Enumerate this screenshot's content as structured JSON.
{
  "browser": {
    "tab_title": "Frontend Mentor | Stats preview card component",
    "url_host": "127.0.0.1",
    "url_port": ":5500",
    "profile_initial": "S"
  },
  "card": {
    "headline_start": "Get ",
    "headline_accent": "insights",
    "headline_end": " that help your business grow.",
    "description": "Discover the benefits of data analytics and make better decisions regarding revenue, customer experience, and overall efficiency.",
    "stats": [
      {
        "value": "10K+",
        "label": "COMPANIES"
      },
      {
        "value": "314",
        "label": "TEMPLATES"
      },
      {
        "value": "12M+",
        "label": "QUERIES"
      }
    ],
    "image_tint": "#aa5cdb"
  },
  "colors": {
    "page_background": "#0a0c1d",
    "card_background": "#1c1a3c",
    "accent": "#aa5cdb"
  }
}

★ ★ ★

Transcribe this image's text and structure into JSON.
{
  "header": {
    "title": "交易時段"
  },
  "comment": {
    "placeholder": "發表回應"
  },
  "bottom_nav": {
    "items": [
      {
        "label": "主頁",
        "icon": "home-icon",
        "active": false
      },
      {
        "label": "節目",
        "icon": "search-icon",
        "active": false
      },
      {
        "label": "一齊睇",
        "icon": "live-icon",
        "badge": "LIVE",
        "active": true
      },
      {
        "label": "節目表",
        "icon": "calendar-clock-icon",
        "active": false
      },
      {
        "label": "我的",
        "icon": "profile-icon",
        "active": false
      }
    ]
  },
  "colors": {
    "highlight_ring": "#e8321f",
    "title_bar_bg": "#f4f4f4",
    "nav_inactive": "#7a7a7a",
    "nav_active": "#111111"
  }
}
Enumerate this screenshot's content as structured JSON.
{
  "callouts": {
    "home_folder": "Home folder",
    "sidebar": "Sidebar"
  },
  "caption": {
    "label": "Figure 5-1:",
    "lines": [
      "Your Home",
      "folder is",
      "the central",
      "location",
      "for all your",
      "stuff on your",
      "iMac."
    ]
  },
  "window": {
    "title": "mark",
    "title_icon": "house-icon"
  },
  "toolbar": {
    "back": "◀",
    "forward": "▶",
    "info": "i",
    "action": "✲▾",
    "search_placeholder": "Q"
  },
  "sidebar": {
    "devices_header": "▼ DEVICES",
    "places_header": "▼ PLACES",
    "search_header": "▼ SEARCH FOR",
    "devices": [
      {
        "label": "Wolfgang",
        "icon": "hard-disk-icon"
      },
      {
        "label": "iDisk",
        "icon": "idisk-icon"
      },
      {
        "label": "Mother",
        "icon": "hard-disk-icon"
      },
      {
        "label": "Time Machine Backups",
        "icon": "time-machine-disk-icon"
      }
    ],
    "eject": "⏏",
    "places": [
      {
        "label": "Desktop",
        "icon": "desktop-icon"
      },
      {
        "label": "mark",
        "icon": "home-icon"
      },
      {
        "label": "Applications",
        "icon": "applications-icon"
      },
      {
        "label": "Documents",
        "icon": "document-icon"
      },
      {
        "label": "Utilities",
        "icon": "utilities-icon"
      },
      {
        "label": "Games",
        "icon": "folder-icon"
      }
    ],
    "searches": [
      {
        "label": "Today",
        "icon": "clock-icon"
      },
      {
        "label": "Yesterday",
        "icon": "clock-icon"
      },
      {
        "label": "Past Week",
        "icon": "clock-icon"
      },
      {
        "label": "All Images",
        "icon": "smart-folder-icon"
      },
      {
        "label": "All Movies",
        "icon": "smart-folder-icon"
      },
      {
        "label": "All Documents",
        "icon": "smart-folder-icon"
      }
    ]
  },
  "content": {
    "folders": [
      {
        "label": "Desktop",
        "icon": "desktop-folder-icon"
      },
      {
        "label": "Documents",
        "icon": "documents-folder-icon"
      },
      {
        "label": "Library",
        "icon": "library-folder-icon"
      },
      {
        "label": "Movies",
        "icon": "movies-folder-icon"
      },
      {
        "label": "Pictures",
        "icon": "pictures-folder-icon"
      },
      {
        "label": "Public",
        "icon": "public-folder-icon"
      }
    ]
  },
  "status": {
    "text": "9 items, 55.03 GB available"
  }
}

★ ★ ★

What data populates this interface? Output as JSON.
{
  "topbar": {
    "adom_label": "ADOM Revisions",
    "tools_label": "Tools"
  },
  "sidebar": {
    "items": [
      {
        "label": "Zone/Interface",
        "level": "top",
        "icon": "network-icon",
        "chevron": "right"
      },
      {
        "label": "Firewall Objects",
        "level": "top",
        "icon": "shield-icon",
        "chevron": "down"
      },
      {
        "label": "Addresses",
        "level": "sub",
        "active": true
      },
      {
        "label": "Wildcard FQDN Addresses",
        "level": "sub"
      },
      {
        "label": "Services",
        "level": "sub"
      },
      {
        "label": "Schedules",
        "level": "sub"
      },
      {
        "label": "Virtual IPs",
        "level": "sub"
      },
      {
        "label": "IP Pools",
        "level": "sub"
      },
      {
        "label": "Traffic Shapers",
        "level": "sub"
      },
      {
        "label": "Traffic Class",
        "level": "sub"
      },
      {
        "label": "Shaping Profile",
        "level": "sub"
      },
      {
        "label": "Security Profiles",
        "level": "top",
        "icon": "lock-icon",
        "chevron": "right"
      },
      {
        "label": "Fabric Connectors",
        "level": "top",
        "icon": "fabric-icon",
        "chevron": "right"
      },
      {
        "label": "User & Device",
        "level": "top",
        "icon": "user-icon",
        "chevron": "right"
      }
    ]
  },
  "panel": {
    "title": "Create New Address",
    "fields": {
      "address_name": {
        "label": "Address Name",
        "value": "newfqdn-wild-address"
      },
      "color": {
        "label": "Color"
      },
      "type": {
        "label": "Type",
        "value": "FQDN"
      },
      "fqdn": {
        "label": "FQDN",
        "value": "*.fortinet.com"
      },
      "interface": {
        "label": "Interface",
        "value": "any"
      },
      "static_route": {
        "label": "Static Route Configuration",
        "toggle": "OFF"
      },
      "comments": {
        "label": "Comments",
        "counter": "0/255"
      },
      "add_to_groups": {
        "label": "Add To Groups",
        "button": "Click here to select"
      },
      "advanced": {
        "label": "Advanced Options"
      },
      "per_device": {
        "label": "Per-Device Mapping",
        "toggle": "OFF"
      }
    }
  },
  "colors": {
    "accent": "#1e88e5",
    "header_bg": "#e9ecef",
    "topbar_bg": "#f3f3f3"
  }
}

★ ★ ★

**INSTRUCTION:** Copy each line from the records above that includes the string "Addresses".

**RESPONSE:**
        "label": "Addresses",
        "label": "Wildcard FQDN Addresses",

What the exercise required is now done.